══ STORED DATA

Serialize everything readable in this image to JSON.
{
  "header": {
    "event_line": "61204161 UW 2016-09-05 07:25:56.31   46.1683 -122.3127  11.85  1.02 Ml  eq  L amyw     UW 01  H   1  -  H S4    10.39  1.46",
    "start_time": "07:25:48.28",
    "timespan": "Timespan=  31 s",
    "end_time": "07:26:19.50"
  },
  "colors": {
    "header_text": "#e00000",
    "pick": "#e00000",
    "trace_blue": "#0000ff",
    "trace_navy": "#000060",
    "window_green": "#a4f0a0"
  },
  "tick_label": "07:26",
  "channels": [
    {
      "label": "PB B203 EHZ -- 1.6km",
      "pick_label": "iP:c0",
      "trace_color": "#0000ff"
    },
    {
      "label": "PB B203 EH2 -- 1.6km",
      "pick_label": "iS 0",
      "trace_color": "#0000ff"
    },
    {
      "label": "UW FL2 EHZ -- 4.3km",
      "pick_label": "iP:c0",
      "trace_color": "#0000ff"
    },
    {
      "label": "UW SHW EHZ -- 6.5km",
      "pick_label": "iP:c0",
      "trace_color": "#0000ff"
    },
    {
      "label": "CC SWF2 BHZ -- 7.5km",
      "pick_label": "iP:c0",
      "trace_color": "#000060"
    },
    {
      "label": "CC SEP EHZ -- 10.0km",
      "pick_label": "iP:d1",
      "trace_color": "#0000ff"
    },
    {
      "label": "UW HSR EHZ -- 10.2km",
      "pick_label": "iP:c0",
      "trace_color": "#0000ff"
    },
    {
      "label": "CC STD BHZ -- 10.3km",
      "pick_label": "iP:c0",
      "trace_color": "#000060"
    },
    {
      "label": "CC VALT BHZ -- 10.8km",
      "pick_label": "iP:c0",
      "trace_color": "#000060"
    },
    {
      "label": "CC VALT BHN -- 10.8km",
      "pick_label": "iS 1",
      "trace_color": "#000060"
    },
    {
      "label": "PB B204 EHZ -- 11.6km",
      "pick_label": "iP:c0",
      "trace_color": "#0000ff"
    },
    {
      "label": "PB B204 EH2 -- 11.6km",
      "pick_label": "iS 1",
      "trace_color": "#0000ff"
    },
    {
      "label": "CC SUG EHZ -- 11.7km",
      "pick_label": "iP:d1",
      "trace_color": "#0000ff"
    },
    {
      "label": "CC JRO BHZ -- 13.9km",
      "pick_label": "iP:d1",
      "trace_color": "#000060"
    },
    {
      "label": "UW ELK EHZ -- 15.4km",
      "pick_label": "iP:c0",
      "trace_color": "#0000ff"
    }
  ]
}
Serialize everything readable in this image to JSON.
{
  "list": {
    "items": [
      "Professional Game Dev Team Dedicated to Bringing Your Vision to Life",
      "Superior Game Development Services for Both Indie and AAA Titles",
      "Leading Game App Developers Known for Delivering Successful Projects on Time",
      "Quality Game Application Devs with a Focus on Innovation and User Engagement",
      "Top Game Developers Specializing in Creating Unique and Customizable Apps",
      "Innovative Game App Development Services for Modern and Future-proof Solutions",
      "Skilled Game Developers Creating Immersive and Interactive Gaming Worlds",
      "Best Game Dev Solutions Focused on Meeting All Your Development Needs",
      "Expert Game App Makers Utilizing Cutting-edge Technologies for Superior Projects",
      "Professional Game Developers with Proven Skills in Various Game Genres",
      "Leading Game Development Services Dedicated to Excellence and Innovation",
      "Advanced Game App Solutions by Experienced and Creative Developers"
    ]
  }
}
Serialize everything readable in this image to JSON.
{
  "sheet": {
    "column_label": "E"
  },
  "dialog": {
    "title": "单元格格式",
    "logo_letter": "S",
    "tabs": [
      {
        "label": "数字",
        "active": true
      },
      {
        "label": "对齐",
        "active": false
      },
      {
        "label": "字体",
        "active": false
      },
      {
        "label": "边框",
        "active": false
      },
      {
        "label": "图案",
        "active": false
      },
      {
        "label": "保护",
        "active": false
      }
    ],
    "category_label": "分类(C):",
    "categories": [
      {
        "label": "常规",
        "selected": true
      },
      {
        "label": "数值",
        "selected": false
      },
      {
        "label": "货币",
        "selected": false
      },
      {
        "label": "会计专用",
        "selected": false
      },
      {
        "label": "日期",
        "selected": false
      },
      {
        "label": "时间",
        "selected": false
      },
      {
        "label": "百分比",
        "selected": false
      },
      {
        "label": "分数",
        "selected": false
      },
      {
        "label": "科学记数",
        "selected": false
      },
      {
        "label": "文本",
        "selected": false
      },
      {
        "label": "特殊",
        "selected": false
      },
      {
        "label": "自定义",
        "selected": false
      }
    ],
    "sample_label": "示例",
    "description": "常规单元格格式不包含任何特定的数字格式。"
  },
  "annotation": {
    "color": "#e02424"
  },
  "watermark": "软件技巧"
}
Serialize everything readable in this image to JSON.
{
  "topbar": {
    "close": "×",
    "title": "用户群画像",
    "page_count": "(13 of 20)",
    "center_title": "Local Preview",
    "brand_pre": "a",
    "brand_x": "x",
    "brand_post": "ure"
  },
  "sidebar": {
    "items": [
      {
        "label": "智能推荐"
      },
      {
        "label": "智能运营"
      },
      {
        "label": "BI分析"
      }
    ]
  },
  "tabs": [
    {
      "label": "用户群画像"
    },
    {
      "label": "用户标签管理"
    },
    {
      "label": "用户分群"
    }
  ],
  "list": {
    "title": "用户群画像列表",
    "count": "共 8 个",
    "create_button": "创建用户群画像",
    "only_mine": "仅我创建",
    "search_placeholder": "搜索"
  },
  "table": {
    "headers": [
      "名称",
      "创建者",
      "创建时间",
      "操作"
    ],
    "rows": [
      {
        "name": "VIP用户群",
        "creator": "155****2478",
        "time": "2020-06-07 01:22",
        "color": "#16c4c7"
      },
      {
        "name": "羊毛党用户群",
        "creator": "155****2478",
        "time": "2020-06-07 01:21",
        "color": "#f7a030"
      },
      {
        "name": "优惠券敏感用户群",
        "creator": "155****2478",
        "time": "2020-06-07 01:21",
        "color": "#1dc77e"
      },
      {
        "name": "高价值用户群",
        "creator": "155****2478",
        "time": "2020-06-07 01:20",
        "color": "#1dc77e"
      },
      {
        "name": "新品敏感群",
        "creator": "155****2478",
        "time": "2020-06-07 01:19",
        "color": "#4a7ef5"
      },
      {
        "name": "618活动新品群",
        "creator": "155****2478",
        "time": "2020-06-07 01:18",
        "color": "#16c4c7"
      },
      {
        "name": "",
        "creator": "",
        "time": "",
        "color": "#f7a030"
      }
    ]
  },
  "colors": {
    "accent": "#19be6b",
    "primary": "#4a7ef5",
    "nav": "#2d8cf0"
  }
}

════

_GIVEN TASK:_ Give the listing again, word for word.

_RIGHT ANSWER:_
Serialize everything readable in this image to JSON.
{
  "header": {
    "event_line": "61204161 UW 2016-09-05 07:25:56.31   46.1683 -122.3127  11.85  1.02 Ml  eq  L amyw     UW 01  H   1  -  H S4    10.39  1.46",
    "start_time": "07:25:48.28",
    "timespan": "Timespan=  31 s",
    "end_time": "07:26:19.50"
  },
  "colors": {
    "header_text": "#e00000",
    "pick": "#e00000",
    "trace_blue": "#0000ff",
    "trace_navy": "#000060",
    "window_green": "#a4f0a0"
  },
  "tick_label": "07:26",
  "channels": [
    {
      "label": "PB B203 EHZ -- 1.6km",
      "pick_label": "iP:c0",
      "trace_color": "#0000ff"
    },
    {
      "label": "PB B203 EH2 -- 1.6km",
      "pick_label": "iS 0",
      "trace_color": "#0000ff"
    },
    {
      "label": "UW FL2 EHZ -- 4.3km",
      "pick_label": "iP:c0",
      "trace_color": "#0000ff"
    },
    {
      "label": "UW SHW EHZ -- 6.5km",
      "pick_label": "iP:c0",
      "trace_color": "#0000ff"
    },
    {
      "label": "CC SWF2 BHZ -- 7.5km",
      "pick_label": "iP:c0",
      "trace_color": "#000060"
    },
    {
      "label": "CC SEP EHZ -- 10.0km",
      "pick_label": "iP:d1",
      "trace_color": "#0000ff"
    },
    {
      "label": "UW HSR EHZ -- 10.2km",
      "pick_label": "iP:c0",
      "trace_color": "#0000ff"
    },
    {
      "label": "CC STD BHZ -- 10.3km",
      "pick_label": "iP:c0",
      "trace_color": "#000060"
    },
    {
      "label": "CC VALT BHZ -- 10.8km",
      "pick_label": "iP:c0",
      "trace_color": "#000060"
    },
    {
      "label": "CC VALT BHN -- 10.8km",
      "pick_label": "iS 1",
      "trace_color": "#000060"
    },
    {
      "label": "PB B204 EHZ -- 11.6km",
      "pick_label": "iP:c0",
      "trace_color": "#0000ff"
    },
    {
      "label": "PB B204 EH2 -- 11.6km",
      "pick_label": "iS 1",
      "trace_color": "#0000ff"
    },
    {
      "label": "CC SUG EHZ -- 11.7km",
      "pick_label": "iP:d1",
      "trace_color": "#0000ff"
    },
    {
      "label": "CC JRO BHZ -- 13.9km",
      "pick_label": "iP:d1",
      "trace_color": "#000060"
    },
    {
      "label": "UW ELK EHZ -- 15.4km",
      "pick_label": "iP:c0",
      "trace_color": "#0000ff"
    }
  ]
}
Serialize everything readable in this image to JSON.
{
  "list": {
    "items": [
      "Professional Game Dev Team Dedicated to Bringing Your Vision to Life",
      "Superior Game Development Services for Both Indie and AAA Titles",
      "Leading Game App Developers Known for Delivering Successful Projects on Time",
      "Quality Game Application Devs with a Focus on Innovation and User Engagement",
      "Top Game Developers Specializing in Creating Unique and Customizable Apps",
      "Innovative Game App Development Services for Modern and Future-proof Solutions",
      "Skilled Game Developers Creating Immersive and Interactive Gaming Worlds",
      "Best Game Dev Solutions Focused on Meeting All Your Development Needs",
      "Expert Game App Makers Utilizing Cutting-edge Technologies for Superior Projects",
      "Professional Game Developers with Proven Skills in Various Game Genres",
      "Leading Game Development Services Dedicated to Excellence and Innovation",
      "Advanced Game App Solutions by Experienced and Creative Developers"
    ]
  }
}
Serialize everything readable in this image to JSON.
{
  "sheet": {
    "column_label": "E"
  },
  "dialog": {
    "title": "单元格格式",
    "logo_letter": "S",
    "tabs": [
      {
        "label": "数字",
        "active": true
      },
      {
        "label": "对齐",
        "active": false
      },
      {
        "label": "字体",
        "active": false
      },
      {
        "label": "边框",
        "active": false
      },
      {
        "label": "图案",
        "active": false
      },
      {
        "label": "保护",
        "active": false
      }
    ],
    "category_label": "分类(C):",
    "categories": [
      {
        "label": "常规",
        "selected": true
      },
      {
        "label": "数值",
        "selected": false
      },
      {
        "label": "货币",
        "selected": false
      },
      {
        "label": "会计专用",
        "selected": false
      },
      {
        "label": "日期",
        "selected": false
      },
      {
        "label": "时间",
        "selected": false
      },
      {
        "label": "百分比",
        "selected": false
      },
      {
        "label": "分数",
        "selected": false
      },
      {
        "label": "科学记数",
        "selected": false
      },
      {
        "label": "文本",
        "selected": false
      },
      {
        "label": "特殊",
        "selected": false
      },
      {
        "label": "自定义",
        "selected": false
      }
    ],
    "sample_label": "示例",
    "description": "常规单元格格式不包含任何特定的数字格式。"
  },
  "annotation": {
    "color": "#e02424"
  },
  "watermark": "软件技巧"
}
Serialize everything readable in this image to JSON.
{
  "topbar": {
    "close": "×",
    "title": "用户群画像",
    "page_count": "(13 of 20)",
    "center_title": "Local Preview",
    "brand_pre": "a",
    "brand_x": "x",
    "brand_post": "ure"
  },
  "sidebar": {
    "items": [
      {
        "label": "智能推荐"
      },
      {
        "label": "智能运营"
      },
      {
        "label": "BI分析"
      }
    ]
  },
  "tabs": [
    {
      "label": "用户群画像"
    },
    {
      "label": "用户标签管理"
    },
    {
      "label": "用户分群"
    }
  ],
  "list": {
    "title": "用户群画像列表",
    "count": "共 8 个",
    "create_button": "创建用户群画像",
    "only_mine": "仅我创建",
    "search_placeholder": "搜索"
  },
  "table": {
    "headers": [
      "名称",
      "创建者",
      "创建时间",
      "操作"
    ],
    "rows": [
      {
        "name": "VIP用户群",
        "creator": "155****2478",
        "time": "2020-06-07 01:22",
        "color": "#16c4c7"
      },
      {
        "name": "羊毛党用户群",
        "creator": "155****2478",
        "time": "2020-06-07 01:21",
        "color": "#f7a030"
      },
      {
        "name": "优惠券敏感用户群",
        "creator": "155****2478",
        "time": "2020-06-07 01:21",
        "color": "#1dc77e"
      },
      {
        "name": "高价值用户群",
        "creator": "155****2478",
        "time": "2020-06-07 01:20",
        "color": "#1dc77e"
      },
      {
        "name": "新品敏感群",
        "creator": "155****2478",
        "time": "2020-06-07 01:19",
        "color": "#4a7ef5"
      },
      {
        "name": "618活动新品群",
        "creator": "155****2478",
        "time": "2020-06-07 01:18",
        "color": "#16c4c7"
      },
      {
        "name": "",
        "creator": "",
        "time": "",
        "color": "#f7a030"
      }
    ]
  },
  "colors": {
    "accent": "#19be6b",
    "primary": "#4a7ef5",
    "nav": "#2d8cf0"
  }
}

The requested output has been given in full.